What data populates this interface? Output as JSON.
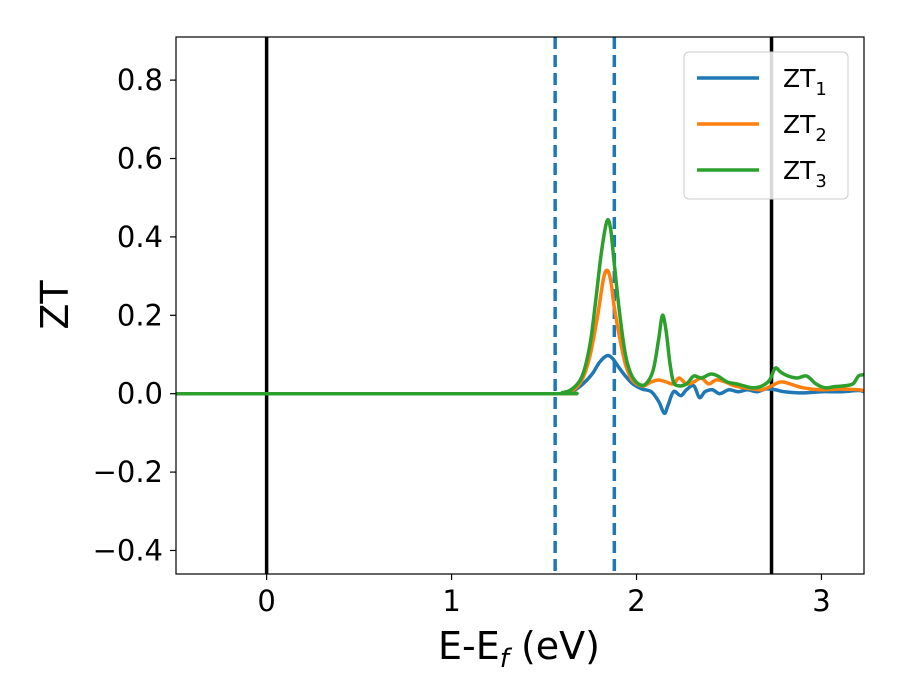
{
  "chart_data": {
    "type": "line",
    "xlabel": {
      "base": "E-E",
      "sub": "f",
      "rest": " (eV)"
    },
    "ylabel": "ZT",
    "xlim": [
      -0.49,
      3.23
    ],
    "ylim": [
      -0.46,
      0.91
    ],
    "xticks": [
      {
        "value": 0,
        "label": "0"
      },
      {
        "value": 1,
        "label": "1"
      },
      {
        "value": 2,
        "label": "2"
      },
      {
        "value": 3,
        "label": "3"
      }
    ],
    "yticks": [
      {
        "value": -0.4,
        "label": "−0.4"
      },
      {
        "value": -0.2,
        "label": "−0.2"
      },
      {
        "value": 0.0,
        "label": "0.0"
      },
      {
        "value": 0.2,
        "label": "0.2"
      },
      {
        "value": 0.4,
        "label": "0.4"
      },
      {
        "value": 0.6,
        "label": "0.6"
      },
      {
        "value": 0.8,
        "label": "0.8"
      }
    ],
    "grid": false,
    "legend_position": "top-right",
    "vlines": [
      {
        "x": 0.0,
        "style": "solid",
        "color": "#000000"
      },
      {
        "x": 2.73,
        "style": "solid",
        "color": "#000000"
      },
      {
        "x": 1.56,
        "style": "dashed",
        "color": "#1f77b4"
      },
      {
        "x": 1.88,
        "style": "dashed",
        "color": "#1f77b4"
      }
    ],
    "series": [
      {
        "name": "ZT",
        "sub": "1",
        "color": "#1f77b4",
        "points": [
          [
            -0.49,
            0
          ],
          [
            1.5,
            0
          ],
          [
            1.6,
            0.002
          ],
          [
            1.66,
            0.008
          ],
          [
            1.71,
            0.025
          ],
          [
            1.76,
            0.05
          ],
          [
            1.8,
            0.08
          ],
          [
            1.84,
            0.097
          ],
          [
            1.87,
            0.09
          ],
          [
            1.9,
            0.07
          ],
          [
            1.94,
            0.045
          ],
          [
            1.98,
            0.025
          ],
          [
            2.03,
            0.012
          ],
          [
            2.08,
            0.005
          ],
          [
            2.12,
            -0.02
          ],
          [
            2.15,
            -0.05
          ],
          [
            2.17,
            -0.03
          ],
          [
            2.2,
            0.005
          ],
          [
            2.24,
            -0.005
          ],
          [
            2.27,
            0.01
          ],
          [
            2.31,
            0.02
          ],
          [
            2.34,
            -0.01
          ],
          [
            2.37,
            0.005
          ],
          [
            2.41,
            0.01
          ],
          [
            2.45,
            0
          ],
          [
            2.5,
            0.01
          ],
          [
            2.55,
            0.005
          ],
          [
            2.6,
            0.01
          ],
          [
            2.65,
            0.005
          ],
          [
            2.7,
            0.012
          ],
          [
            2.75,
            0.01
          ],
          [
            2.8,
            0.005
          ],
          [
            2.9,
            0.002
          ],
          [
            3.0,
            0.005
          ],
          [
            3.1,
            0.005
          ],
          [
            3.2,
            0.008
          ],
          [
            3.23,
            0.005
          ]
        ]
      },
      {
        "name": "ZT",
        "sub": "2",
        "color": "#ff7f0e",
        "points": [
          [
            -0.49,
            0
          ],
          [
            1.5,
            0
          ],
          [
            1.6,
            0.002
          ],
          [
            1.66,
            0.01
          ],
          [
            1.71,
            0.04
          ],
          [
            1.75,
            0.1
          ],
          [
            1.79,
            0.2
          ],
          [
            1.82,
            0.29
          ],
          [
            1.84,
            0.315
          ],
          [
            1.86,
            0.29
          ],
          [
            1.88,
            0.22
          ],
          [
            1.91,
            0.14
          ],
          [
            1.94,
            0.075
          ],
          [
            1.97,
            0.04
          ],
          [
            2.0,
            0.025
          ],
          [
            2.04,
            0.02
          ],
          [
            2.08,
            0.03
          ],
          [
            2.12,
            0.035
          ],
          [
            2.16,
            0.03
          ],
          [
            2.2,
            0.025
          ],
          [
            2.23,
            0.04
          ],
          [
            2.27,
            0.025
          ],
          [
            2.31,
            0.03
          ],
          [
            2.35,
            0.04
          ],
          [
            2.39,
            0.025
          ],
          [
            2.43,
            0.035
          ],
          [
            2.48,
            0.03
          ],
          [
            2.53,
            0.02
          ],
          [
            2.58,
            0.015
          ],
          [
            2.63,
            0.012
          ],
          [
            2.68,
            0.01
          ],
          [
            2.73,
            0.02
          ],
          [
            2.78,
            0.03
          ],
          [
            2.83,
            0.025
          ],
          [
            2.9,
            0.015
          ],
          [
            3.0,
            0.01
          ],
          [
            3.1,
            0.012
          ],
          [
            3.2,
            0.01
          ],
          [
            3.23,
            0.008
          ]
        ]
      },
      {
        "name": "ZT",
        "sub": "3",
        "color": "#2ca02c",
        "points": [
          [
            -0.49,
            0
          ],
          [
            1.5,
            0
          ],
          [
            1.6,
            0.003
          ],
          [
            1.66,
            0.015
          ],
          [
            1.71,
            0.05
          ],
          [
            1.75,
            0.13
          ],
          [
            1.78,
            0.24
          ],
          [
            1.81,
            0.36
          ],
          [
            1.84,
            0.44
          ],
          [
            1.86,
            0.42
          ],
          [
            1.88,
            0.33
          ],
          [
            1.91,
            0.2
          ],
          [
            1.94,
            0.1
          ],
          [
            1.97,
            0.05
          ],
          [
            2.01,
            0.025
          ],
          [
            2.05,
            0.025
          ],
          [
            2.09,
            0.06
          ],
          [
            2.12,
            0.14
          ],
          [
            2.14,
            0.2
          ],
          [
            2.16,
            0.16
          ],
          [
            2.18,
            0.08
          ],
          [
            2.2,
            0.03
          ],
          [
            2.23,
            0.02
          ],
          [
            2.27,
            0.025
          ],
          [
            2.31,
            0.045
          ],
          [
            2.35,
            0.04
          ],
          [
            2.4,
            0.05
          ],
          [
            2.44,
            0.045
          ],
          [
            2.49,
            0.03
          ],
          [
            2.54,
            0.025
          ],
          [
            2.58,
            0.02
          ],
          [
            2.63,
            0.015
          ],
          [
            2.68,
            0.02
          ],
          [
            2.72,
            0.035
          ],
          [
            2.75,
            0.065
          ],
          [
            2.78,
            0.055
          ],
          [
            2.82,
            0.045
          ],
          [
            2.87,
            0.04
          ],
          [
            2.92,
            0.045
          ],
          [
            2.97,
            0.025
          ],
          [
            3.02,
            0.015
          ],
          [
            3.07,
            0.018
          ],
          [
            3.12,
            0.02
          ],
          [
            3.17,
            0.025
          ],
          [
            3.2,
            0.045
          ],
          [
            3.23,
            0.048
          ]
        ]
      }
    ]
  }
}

━━━━━━━━━━━━━━━━

Omit the pictures, and quote the material above exactly as given.

What data populates this interface? Output as JSON.
{
  "chart_data": {
    "type": "line",
    "xlabel": {
      "base": "E-E",
      "sub": "f",
      "rest": " (eV)"
    },
    "ylabel": "ZT",
    "xlim": [
      -0.49,
      3.23
    ],
    "ylim": [
      -0.46,
      0.91
    ],
    "xticks": [
      {
        "value": 0,
        "label": "0"
      },
      {
        "value": 1,
        "label": "1"
      },
      {
        "value": 2,
        "label": "2"
      },
      {
        "value": 3,
        "label": "3"
      }
    ],
    "yticks": [
      {
        "value": -0.4,
        "label": "−0.4"
      },
      {
        "value": -0.2,
        "label": "−0.2"
      },
      {
        "value": 0.0,
        "label": "0.0"
      },
      {
        "value": 0.2,
        "label": "0.2"
      },
      {
        "value": 0.4,
        "label": "0.4"
      },
      {
        "value": 0.6,
        "label": "0.6"
      },
      {
        "value": 0.8,
        "label": "0.8"
      }
    ],
    "grid": false,
    "legend_position": "top-right",
    "vlines": [
      {
        "x": 0.0,
        "style": "solid",
        "color": "#000000"
      },
      {
        "x": 2.73,
        "style": "solid",
        "color": "#000000"
      },
      {
        "x": 1.56,
        "style": "dashed",
        "color": "#1f77b4"
      },
      {
        "x": 1.88,
        "style": "dashed",
        "color": "#1f77b4"
      }
    ],
    "series": [
      {
        "name": "ZT",
        "sub": "1",
        "color": "#1f77b4",
        "points": [
          [
            -0.49,
            0
          ],
          [
            1.5,
            0
          ],
          [
            1.6,
            0.002
          ],
          [
            1.66,
            0.008
          ],
          [
            1.71,
            0.025
          ],
          [
            1.76,
            0.05
          ],
          [
            1.8,
            0.08
          ],
          [
            1.84,
            0.097
          ],
          [
            1.87,
            0.09
          ],
          [
            1.9,
            0.07
          ],
          [
            1.94,
            0.045
          ],
          [
            1.98,
            0.025
          ],
          [
            2.03,
            0.012
          ],
          [
            2.08,
            0.005
          ],
          [
            2.12,
            -0.02
          ],
          [
            2.15,
            -0.05
          ],
          [
            2.17,
            -0.03
          ],
          [
            2.2,
            0.005
          ],
          [
            2.24,
            -0.005
          ],
          [
            2.27,
            0.01
          ],
          [
            2.31,
            0.02
          ],
          [
            2.34,
            -0.01
          ],
          [
            2.37,
            0.005
          ],
          [
            2.41,
            0.01
          ],
          [
            2.45,
            0
          ],
          [
            2.5,
            0.01
          ],
          [
            2.55,
            0.005
          ],
          [
            2.6,
            0.01
          ],
          [
            2.65,
            0.005
          ],
          [
            2.7,
            0.012
          ],
          [
            2.75,
            0.01
          ],
          [
            2.8,
            0.005
          ],
          [
            2.9,
            0.002
          ],
          [
            3.0,
            0.005
          ],
          [
            3.1,
            0.005
          ],
          [
            3.2,
            0.008
          ],
          [
            3.23,
            0.005
          ]
        ]
      },
      {
        "name": "ZT",
        "sub": "2",
        "color": "#ff7f0e",
        "points": [
          [
            -0.49,
            0
          ],
          [
            1.5,
            0
          ],
          [
            1.6,
            0.002
          ],
          [
            1.66,
            0.01
          ],
          [
            1.71,
            0.04
          ],
          [
            1.75,
            0.1
          ],
          [
            1.79,
            0.2
          ],
          [
            1.82,
            0.29
          ],
          [
            1.84,
            0.315
          ],
          [
            1.86,
            0.29
          ],
          [
            1.88,
            0.22
          ],
          [
            1.91,
            0.14
          ],
          [
            1.94,
            0.075
          ],
          [
            1.97,
            0.04
          ],
          [
            2.0,
            0.025
          ],
          [
            2.04,
            0.02
          ],
          [
            2.08,
            0.03
          ],
          [
            2.12,
            0.035
          ],
          [
            2.16,
            0.03
          ],
          [
            2.2,
            0.025
          ],
          [
            2.23,
            0.04
          ],
          [
            2.27,
            0.025
          ],
          [
            2.31,
            0.03
          ],
          [
            2.35,
            0.04
          ],
          [
            2.39,
            0.025
          ],
          [
            2.43,
            0.035
          ],
          [
            2.48,
            0.03
          ],
          [
            2.53,
            0.02
          ],
          [
            2.58,
            0.015
          ],
          [
            2.63,
            0.012
          ],
          [
            2.68,
            0.01
          ],
          [
            2.73,
            0.02
          ],
          [
            2.78,
            0.03
          ],
          [
            2.83,
            0.025
          ],
          [
            2.9,
            0.015
          ],
          [
            3.0,
            0.01
          ],
          [
            3.1,
            0.012
          ],
          [
            3.2,
            0.01
          ],
          [
            3.23,
            0.008
          ]
        ]
      },
      {
        "name": "ZT",
        "sub": "3",
        "color": "#2ca02c",
        "points": [
          [
            -0.49,
            0
          ],
          [
            1.5,
            0
          ],
          [
            1.6,
            0.003
          ],
          [
            1.66,
            0.015
          ],
          [
            1.71,
            0.05
          ],
          [
            1.75,
            0.13
          ],
          [
            1.78,
            0.24
          ],
          [
            1.81,
            0.36
          ],
          [
            1.84,
            0.44
          ],
          [
            1.86,
            0.42
          ],
          [
            1.88,
            0.33
          ],
          [
            1.91,
            0.2
          ],
          [
            1.94,
            0.1
          ],
          [
            1.97,
            0.05
          ],
          [
            2.01,
            0.025
          ],
          [
            2.05,
            0.025
          ],
          [
            2.09,
            0.06
          ],
          [
            2.12,
            0.14
          ],
          [
            2.14,
            0.2
          ],
          [
            2.16,
            0.16
          ],
          [
            2.18,
            0.08
          ],
          [
            2.2,
            0.03
          ],
          [
            2.23,
            0.02
          ],
          [
            2.27,
            0.025
          ],
          [
            2.31,
            0.045
          ],
          [
            2.35,
            0.04
          ],
          [
            2.4,
            0.05
          ],
          [
            2.44,
            0.045
          ],
          [
            2.49,
            0.03
          ],
          [
            2.54,
            0.025
          ],
          [
            2.58,
            0.02
          ],
          [
            2.63,
            0.015
          ],
          [
            2.68,
            0.02
          ],
          [
            2.72,
            0.035
          ],
          [
            2.75,
            0.065
          ],
          [
            2.78,
            0.055
          ],
          [
            2.82,
            0.045
          ],
          [
            2.87,
            0.04
          ],
          [
            2.92,
            0.045
          ],
          [
            2.97,
            0.025
          ],
          [
            3.02,
            0.015
          ],
          [
            3.07,
            0.018
          ],
          [
            3.12,
            0.02
          ],
          [
            3.17,
            0.025
          ],
          [
            3.2,
            0.045
          ],
          [
            3.23,
            0.048
          ]
        ]
      }
    ]
  }
}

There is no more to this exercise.